⟨

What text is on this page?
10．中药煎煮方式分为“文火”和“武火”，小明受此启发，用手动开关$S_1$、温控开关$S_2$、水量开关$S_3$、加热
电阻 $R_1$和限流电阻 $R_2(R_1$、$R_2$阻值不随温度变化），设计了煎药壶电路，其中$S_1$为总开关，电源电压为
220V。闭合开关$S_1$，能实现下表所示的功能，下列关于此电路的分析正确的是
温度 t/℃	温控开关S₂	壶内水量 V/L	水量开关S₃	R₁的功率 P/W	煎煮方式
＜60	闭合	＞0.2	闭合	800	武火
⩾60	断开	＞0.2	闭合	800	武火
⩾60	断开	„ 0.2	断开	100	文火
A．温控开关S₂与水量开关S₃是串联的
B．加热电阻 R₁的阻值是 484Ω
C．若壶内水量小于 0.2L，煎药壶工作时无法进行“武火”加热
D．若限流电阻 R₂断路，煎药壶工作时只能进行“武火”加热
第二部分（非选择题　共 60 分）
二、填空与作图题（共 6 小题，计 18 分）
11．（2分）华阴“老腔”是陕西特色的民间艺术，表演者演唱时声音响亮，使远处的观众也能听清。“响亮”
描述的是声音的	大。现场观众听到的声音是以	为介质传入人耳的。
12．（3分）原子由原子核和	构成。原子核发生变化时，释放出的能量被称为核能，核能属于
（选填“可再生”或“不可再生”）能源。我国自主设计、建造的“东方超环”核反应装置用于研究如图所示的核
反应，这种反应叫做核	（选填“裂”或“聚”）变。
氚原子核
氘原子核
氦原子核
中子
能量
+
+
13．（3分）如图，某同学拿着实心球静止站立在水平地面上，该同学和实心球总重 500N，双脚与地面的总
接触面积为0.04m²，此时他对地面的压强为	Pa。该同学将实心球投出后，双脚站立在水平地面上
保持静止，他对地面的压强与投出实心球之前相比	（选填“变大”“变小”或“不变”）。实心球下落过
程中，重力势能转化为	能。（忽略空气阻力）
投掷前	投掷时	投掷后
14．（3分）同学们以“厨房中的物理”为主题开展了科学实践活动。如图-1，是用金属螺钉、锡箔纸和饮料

⟩

Directions for this task >>
Repeat every entry exactly, please.

Exercise output >>
What text is on this page?
10．中药煎煮方式分为“文火”和“武火”，小明受此启发，用手动开关$S_1$、温控开关$S_2$、水量开关$S_3$、加热
电阻 $R_1$和限流电阻 $R_2(R_1$、$R_2$阻值不随温度变化），设计了煎药壶电路，其中$S_1$为总开关，电源电压为
220V。闭合开关$S_1$，能实现下表所示的功能，下列关于此电路的分析正确的是
温度 t/℃	温控开关S₂	壶内水量 V/L	水量开关S₃	R₁的功率 P/W	煎煮方式
＜60	闭合	＞0.2	闭合	800	武火
⩾60	断开	＞0.2	闭合	800	武火
⩾60	断开	„ 0.2	断开	100	文火
A．温控开关S₂与水量开关S₃是串联的
B．加热电阻 R₁的阻值是 484Ω
C．若壶内水量小于 0.2L，煎药壶工作时无法进行“武火”加热
D．若限流电阻 R₂断路，煎药壶工作时只能进行“武火”加热
第二部分（非选择题　共 60 分）
二、填空与作图题（共 6 小题，计 18 分）
11．（2分）华阴“老腔”是陕西特色的民间艺术，表演者演唱时声音响亮，使远处的观众也能听清。“响亮”
描述的是声音的	大。现场观众听到的声音是以	为介质传入人耳的。
12．（3分）原子由原子核和	构成。原子核发生变化时，释放出的能量被称为核能，核能属于
（选填“可再生”或“不可再生”）能源。我国自主设计、建造的“东方超环”核反应装置用于研究如图所示的核
反应，这种反应叫做核	（选填“裂”或“聚”）变。
氚原子核
氘原子核
氦原子核
中子
能量
+
+
13．（3分）如图，某同学拿着实心球静止站立在水平地面上，该同学和实心球总重 500N，双脚与地面的总
接触面积为0.04m²，此时他对地面的压强为	Pa。该同学将实心球投出后，双脚站立在水平地面上
保持静止，他对地面的压强与投出实心球之前相比	（选填“变大”“变小”或“不变”）。实心球下落过
程中，重力势能转化为	能。（忽略空气阻力）
投掷前	投掷时	投掷后
14．（3分）同学们以“厨房中的物理”为主题开展了科学实践活动。如图-1，是用金属螺钉、锡箔纸和饮料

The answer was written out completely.